:: LISTING ::
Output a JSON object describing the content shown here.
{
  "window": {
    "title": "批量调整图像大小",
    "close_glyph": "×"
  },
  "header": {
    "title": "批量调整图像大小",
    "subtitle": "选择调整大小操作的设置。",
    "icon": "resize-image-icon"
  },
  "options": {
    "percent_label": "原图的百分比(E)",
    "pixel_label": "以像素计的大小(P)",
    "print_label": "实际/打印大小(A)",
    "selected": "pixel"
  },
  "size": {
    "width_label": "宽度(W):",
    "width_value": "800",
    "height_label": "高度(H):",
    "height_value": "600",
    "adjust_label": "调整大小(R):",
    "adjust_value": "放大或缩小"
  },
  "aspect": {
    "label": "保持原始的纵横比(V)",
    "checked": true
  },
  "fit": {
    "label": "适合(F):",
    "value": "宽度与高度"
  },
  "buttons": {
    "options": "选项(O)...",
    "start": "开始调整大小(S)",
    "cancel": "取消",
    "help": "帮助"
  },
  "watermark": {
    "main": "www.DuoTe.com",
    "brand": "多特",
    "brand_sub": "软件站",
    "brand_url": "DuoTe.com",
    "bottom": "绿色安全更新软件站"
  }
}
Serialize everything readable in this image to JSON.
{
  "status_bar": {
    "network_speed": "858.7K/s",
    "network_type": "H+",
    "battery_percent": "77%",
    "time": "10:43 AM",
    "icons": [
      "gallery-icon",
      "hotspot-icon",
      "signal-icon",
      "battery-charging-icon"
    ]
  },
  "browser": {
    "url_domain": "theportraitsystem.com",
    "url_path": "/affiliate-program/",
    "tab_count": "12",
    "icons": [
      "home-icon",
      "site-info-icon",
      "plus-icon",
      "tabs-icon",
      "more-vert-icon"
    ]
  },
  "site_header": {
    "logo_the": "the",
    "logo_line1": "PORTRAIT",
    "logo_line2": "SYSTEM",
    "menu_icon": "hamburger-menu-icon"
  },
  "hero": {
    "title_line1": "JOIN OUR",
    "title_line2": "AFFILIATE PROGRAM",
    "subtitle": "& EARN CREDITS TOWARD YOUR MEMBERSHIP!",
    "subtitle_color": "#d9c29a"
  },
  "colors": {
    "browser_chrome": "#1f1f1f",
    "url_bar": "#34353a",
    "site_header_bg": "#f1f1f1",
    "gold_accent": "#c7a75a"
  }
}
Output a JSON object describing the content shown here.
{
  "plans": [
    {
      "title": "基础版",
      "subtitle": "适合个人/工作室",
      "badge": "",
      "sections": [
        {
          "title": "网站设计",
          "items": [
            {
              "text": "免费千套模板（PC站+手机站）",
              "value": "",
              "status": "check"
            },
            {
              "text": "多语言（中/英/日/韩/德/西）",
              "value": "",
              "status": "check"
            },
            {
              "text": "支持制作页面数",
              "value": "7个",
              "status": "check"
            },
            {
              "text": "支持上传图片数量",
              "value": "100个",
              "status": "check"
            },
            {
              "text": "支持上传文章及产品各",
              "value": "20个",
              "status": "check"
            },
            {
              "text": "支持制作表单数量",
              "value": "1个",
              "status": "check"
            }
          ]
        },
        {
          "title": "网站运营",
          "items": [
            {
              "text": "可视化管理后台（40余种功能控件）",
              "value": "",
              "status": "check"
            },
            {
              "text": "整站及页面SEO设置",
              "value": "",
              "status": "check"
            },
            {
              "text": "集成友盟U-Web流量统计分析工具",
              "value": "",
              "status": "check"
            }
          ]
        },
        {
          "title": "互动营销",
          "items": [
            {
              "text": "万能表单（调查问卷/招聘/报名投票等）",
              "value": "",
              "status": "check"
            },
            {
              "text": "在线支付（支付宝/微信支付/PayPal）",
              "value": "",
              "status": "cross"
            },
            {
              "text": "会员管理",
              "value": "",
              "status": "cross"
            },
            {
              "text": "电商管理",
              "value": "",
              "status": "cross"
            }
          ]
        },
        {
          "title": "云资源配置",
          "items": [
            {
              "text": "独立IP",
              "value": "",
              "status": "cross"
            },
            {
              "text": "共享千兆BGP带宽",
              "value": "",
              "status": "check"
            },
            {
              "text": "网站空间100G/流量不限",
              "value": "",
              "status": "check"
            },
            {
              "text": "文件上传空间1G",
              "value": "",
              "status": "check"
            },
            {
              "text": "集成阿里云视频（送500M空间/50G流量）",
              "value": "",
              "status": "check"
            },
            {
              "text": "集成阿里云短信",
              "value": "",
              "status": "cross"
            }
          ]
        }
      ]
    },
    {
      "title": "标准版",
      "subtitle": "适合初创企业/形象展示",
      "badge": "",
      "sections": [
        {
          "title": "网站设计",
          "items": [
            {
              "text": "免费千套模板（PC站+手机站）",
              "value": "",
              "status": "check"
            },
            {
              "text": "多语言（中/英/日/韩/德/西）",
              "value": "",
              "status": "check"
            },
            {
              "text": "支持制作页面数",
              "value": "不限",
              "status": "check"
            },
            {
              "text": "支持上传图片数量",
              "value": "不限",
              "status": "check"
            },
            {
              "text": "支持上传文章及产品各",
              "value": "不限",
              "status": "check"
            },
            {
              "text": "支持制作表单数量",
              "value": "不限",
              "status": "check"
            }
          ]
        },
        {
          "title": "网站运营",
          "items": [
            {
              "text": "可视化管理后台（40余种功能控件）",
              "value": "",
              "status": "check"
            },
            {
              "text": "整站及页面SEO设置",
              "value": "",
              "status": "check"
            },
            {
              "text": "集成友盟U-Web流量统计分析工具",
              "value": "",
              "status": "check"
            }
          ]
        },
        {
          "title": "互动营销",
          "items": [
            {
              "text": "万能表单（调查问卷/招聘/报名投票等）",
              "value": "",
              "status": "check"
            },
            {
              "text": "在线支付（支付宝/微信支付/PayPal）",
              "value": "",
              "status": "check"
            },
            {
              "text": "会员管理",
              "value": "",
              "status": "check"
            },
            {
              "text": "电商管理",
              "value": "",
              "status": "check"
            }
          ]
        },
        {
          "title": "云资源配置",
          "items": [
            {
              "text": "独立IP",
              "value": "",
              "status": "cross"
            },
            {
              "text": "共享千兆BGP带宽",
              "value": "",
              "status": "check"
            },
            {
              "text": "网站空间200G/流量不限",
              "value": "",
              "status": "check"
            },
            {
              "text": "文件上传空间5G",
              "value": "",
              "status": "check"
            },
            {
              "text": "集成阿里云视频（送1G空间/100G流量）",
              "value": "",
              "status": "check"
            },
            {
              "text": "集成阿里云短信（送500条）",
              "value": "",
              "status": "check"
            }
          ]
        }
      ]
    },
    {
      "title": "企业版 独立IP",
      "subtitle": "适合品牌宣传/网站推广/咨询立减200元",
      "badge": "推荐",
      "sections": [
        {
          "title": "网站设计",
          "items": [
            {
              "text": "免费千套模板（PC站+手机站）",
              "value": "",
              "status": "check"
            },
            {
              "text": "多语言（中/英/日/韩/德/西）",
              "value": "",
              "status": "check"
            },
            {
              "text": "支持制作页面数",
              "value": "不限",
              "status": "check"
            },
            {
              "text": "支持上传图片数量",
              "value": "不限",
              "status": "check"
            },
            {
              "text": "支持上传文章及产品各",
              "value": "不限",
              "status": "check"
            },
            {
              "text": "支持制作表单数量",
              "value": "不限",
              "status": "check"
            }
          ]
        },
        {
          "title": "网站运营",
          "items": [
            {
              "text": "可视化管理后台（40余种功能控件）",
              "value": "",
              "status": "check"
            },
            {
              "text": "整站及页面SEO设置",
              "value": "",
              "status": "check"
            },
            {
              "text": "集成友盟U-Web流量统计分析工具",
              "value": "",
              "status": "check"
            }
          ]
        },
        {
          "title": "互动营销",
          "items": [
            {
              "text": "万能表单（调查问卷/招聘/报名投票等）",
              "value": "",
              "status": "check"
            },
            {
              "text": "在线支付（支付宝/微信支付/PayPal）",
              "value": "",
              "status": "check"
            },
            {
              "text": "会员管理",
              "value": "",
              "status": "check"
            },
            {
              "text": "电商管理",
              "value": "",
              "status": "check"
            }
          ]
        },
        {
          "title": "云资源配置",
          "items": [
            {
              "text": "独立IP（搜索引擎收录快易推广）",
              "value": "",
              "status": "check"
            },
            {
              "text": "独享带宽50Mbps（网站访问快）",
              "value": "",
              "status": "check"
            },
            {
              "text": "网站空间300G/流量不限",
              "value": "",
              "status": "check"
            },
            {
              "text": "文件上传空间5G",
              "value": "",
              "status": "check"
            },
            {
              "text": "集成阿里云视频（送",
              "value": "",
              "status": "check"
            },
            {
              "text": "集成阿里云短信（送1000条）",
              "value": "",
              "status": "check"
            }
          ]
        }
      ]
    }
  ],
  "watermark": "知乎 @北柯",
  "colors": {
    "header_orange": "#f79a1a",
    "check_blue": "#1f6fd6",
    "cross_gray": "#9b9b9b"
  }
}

:: GIVEN INSTRUCTION ::
Using the records above, gather all lines where the string "集成阿里云短信" is present.

:: WORKED ANSWER ::
              "text": "集成阿里云短信",
              "text": "集成阿里云短信（送500条）",
              "text": "集成阿里云短信（送1000条）",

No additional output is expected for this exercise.